• [WHAT YOU HAVE TO DO]
Set the listing down unchanged, minus every embedded image.

• [EXERCISE DATA]
____

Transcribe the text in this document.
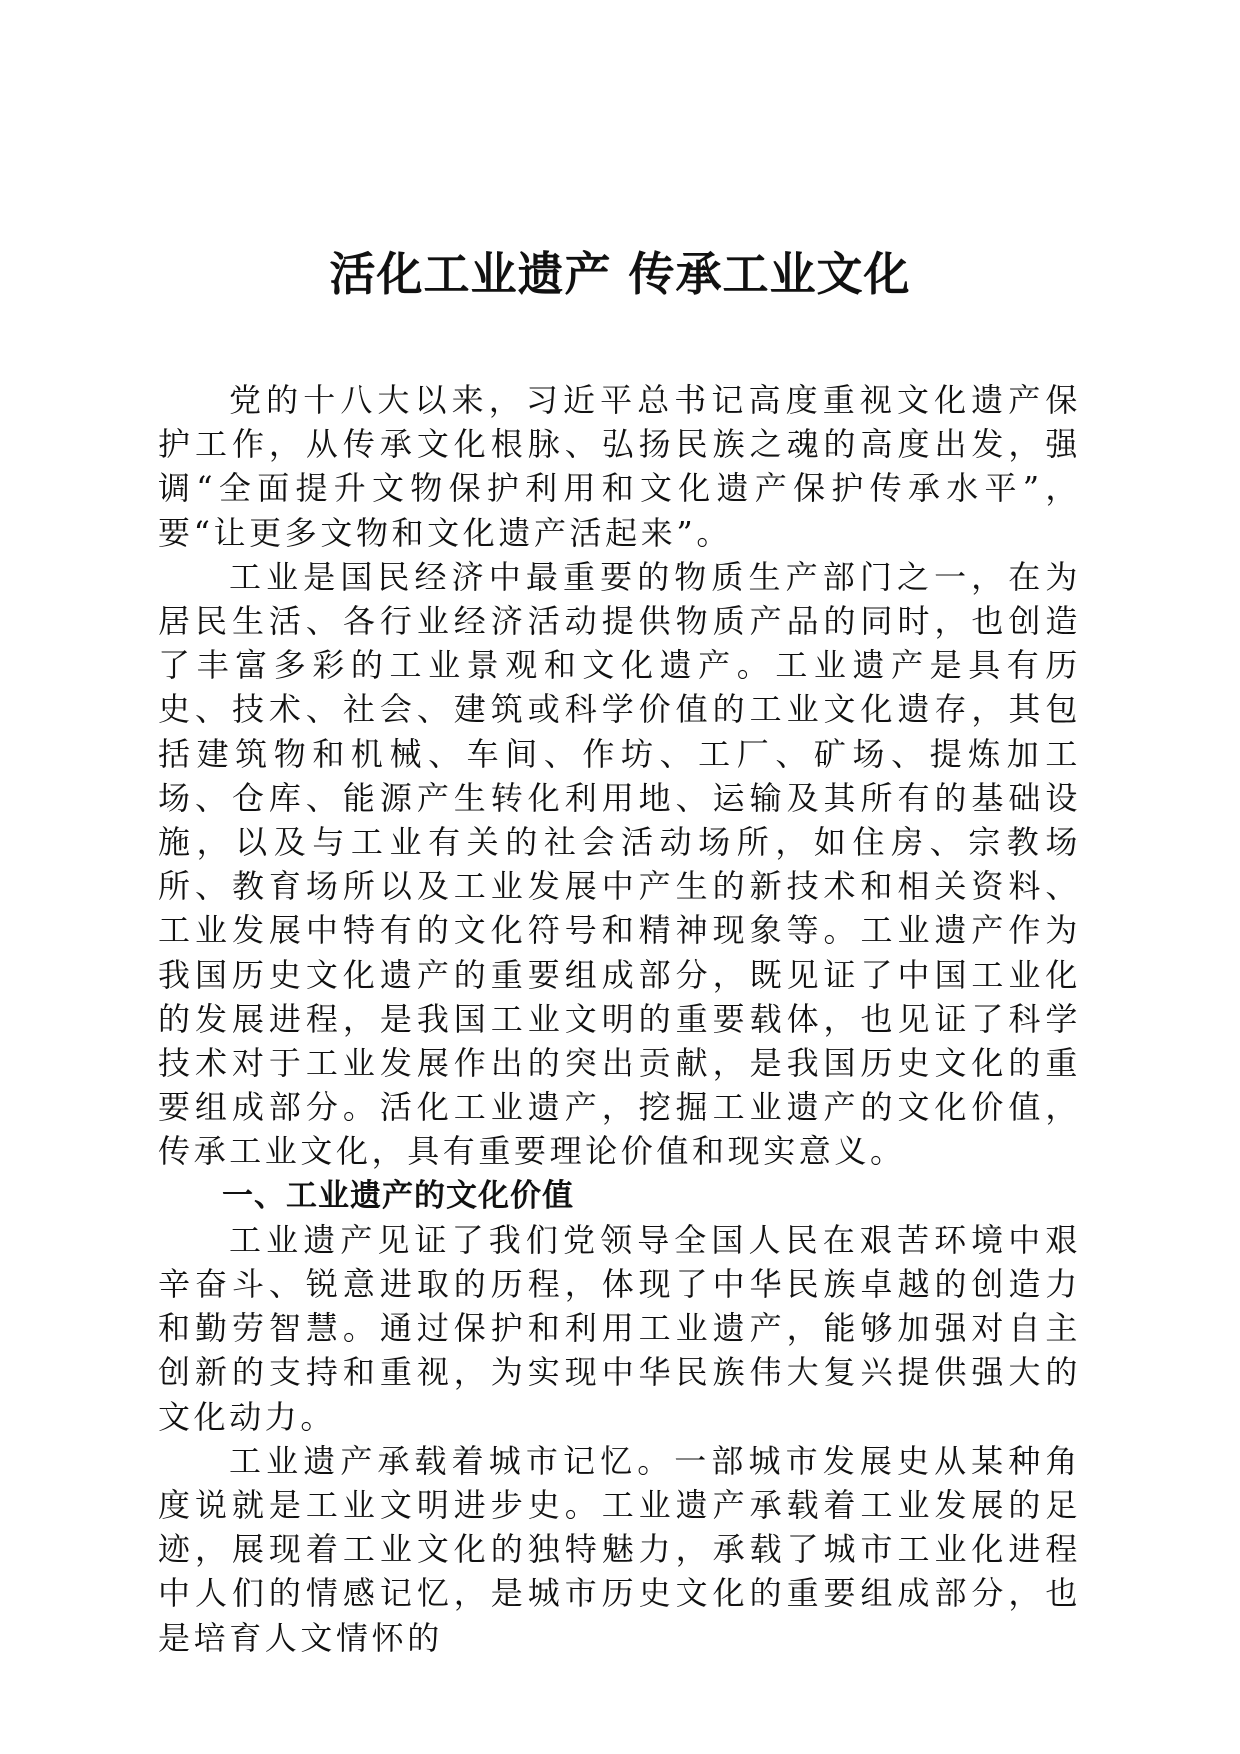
活化工业遗产 传承工业文化

党的十八大以来，习近平总书记高度重视文化遗产保护工作，从传承文化根脉、弘扬民族之魂的高度出发，强调“全面提升文物保护利用和文化遗产保护传承水平”，要“让更多文物和文化遗产活起来”。

工业是国民经济中最重要的物质生产部门之一，在为居民生活、各行业经济活动提供物质产品的同时，也创造了丰富多彩的工业景观和文化遗产。工业遗产是具有历史、技术、社会、建筑或科学价值的工业文化遗存，其包括建筑物和机械、车间、作坊、工厂、矿场、提炼加工场、仓库、能源产生转化利用地、运输及其所有的基础设施，以及与工业有关的社会活动场所，如住房、宗教场所、教育场所以及工业发展中产生的新技术和相关资料、工业发展中特有的文化符号和精神现象等。工业遗产作为我国历史文化遗产的重要组成部分，既见证了中国工业化的发展进程，是我国工业文明的重要载体，也见证了科学技术对于工业发展作出的突出贡献，是我国历史文化的重要组成部分。活化工业遗产，挖掘工业遗产的文化价值，传承工业文化，具有重要理论价值和现实意义。

一、工业遗产的文化价值

工业遗产见证了我们党领导全国人民在艰苦环境中艰辛奋斗、锐意进取的历程，体现了中华民族卓越的创造力和勤劳智慧。通过保护和利用工业遗产，能够加强对自主创新的支持和重视，为实现中华民族伟大复兴提供强大的文化动力。

工业遗产承载着城市记忆。一部城市发展史从某种角度说就是工业文明进步史。工业遗产承载着工业发展的足迹，展现着工业文化的独特魅力，承载了城市工业化进程中人们的情感记忆，是城市历史文化的重要组成部分，也是培育人文情怀的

____

• [EXPECTED ANSWER]
Transcribe the text in this document.
活化工业遗产 传承工业文化

党的十八大以来，习近平总书记高度重视文化遗产保护工作，从传承文化根脉、弘扬民族之魂的高度出发，强调“全面提升文物保护利用和文化遗产保护传承水平”，要“让更多文物和文化遗产活起来”。

工业是国民经济中最重要的物质生产部门之一，在为居民生活、各行业经济活动提供物质产品的同时，也创造了丰富多彩的工业景观和文化遗产。工业遗产是具有历史、技术、社会、建筑或科学价值的工业文化遗存，其包括建筑物和机械、车间、作坊、工厂、矿场、提炼加工场、仓库、能源产生转化利用地、运输及其所有的基础设施，以及与工业有关的社会活动场所，如住房、宗教场所、教育场所以及工业发展中产生的新技术和相关资料、工业发展中特有的文化符号和精神现象等。工业遗产作为我国历史文化遗产的重要组成部分，既见证了中国工业化的发展进程，是我国工业文明的重要载体，也见证了科学技术对于工业发展作出的突出贡献，是我国历史文化的重要组成部分。活化工业遗产，挖掘工业遗产的文化价值，传承工业文化，具有重要理论价值和现实意义。

一、工业遗产的文化价值

工业遗产见证了我们党领导全国人民在艰苦环境中艰辛奋斗、锐意进取的历程，体现了中华民族卓越的创造力和勤劳智慧。通过保护和利用工业遗产，能够加强对自主创新的支持和重视，为实现中华民族伟大复兴提供强大的文化动力。

工业遗产承载着城市记忆。一部城市发展史从某种角度说就是工业文明进步史。工业遗产承载着工业发展的足迹，展现着工业文化的独特魅力，承载了城市工业化进程中人们的情感记忆，是城市历史文化的重要组成部分，也是培育人文情怀的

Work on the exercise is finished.